## Given passage
'''
The Faculty of Liberal Arts and Sciences (Smolny College) of Saint Petersburg State University () is the first Department in Russia (Saint Petersburg) to be founded upon the principles of liberal education.

History
The Faculty of Liberal Arts and Sciences emerged from Smolny College (officially the Arts and Humanities Program), which was created in 1994 by Saint Petersburg State University in close collaboration with Bard College (U.S.). Bard College's interest in curricular innovation and the reform of international education coincided with the interests of a group of creatively-minded scholars from Saint Petersburg State University.

In the fall of 1997 the Smolny Center announced a program of open courses to be attended by students from SPSU and other St. Petersburg universities. In view of the considerable number of students and professors who responded, showing great interest in liberal education, the Center was transformed into the Program "Arts and Humanities" (Smolny College of Liberal Arts and Sciences) in 1999. The Program accepted its first students in the 1999/2000 academic year.

On February 28, 2011, the Academic Council of Saint Petersburg State University voted to create the Faculty of Liberal Arts and Sciences.
'''
## Data provided
'''
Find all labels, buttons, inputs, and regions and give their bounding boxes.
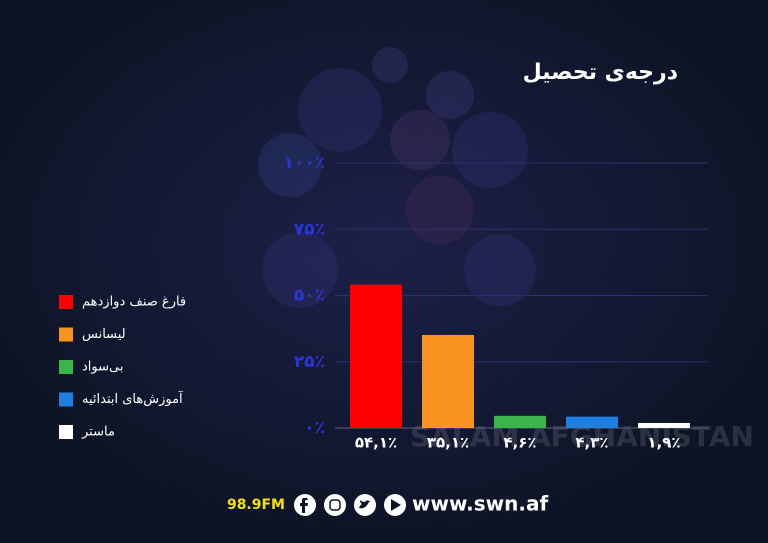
value-label: ۴,۳٪ bbox=[575, 434, 608, 452]
legend-swatch bbox=[59, 295, 73, 309]
y-tick-label: ۷۵٪ bbox=[294, 219, 325, 239]
radio-frequency: 98.9FM bbox=[227, 497, 285, 513]
decor-circles bbox=[258, 47, 536, 308]
value-label: ۵۴,۱٪ bbox=[355, 434, 397, 452]
legend-label: لیسانس bbox=[82, 327, 126, 342]
legend-label: بی‌سواد bbox=[82, 360, 123, 375]
bar bbox=[494, 415, 546, 428]
bar bbox=[566, 416, 618, 428]
bar bbox=[422, 334, 474, 428]
y-tick-label: ۱۰۰٪ bbox=[283, 153, 325, 173]
bar bbox=[638, 422, 690, 428]
chart-title: درجه‌ی تحصیل bbox=[523, 60, 678, 85]
value-label: ۳۵,۱٪ bbox=[427, 434, 469, 452]
y-tick-label: ۵۰٪ bbox=[294, 286, 325, 306]
legend-label: آموزش‌های ابتدائیه bbox=[82, 390, 184, 407]
legend-swatch bbox=[59, 360, 73, 374]
value-label: ۴,۶٪ bbox=[503, 434, 536, 452]
instagram-icon[interactable] bbox=[324, 494, 346, 516]
legend-swatch bbox=[59, 425, 73, 439]
value-label: ۱,۹٪ bbox=[647, 434, 680, 452]
legend-swatch bbox=[59, 392, 73, 407]
legend-swatch bbox=[59, 327, 73, 342]
bar bbox=[350, 284, 402, 428]
y-tick-label: ۲۵٪ bbox=[294, 352, 325, 372]
legend-label: ماستر bbox=[81, 425, 115, 440]
social-icons bbox=[294, 494, 406, 516]
legend-label: فارغ صنف دوازدهم bbox=[82, 295, 186, 310]
y-tick-label: ۰٪ bbox=[304, 418, 325, 438]
website[interactable]: www.swn.af bbox=[412, 492, 548, 516]
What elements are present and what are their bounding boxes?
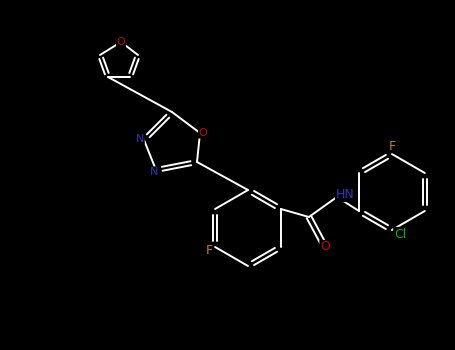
'''
Write out the entire passage on the Faculty of Liberal Arts and Sciences (Smolny College) above, reproducing it word for word.

## Reply to the exercise
The Faculty of Liberal Arts and Sciences (Smolny College) of Saint Petersburg State University () is the first Department in Russia (Saint Petersburg) to be founded upon the principles of liberal education.

History
The Faculty of Liberal Arts and Sciences emerged from Smolny College (officially the Arts and Humanities Program), which was created in 1994 by Saint Petersburg State University in close collaboration with Bard College (U.S.). Bard College's interest in curricular innovation and the reform of international education coincided with the interests of a group of creatively-minded scholars from Saint Petersburg State University.

In the fall of 1997 the Smolny Center announced a program of open courses to be attended by students from SPSU and other St. Petersburg universities. In view of the considerable number of students and professors who responded, showing great interest in liberal education, the Center was transformed into the Program "Arts and Humanities" (Smolny College of Liberal Arts and Sciences) in 1999. The Program accepted its first students in the 1999/2000 academic year.

On February 28, 2011, the Academic Council of Saint Petersburg State University voted to create the Faculty of Liberal Arts and Sciences.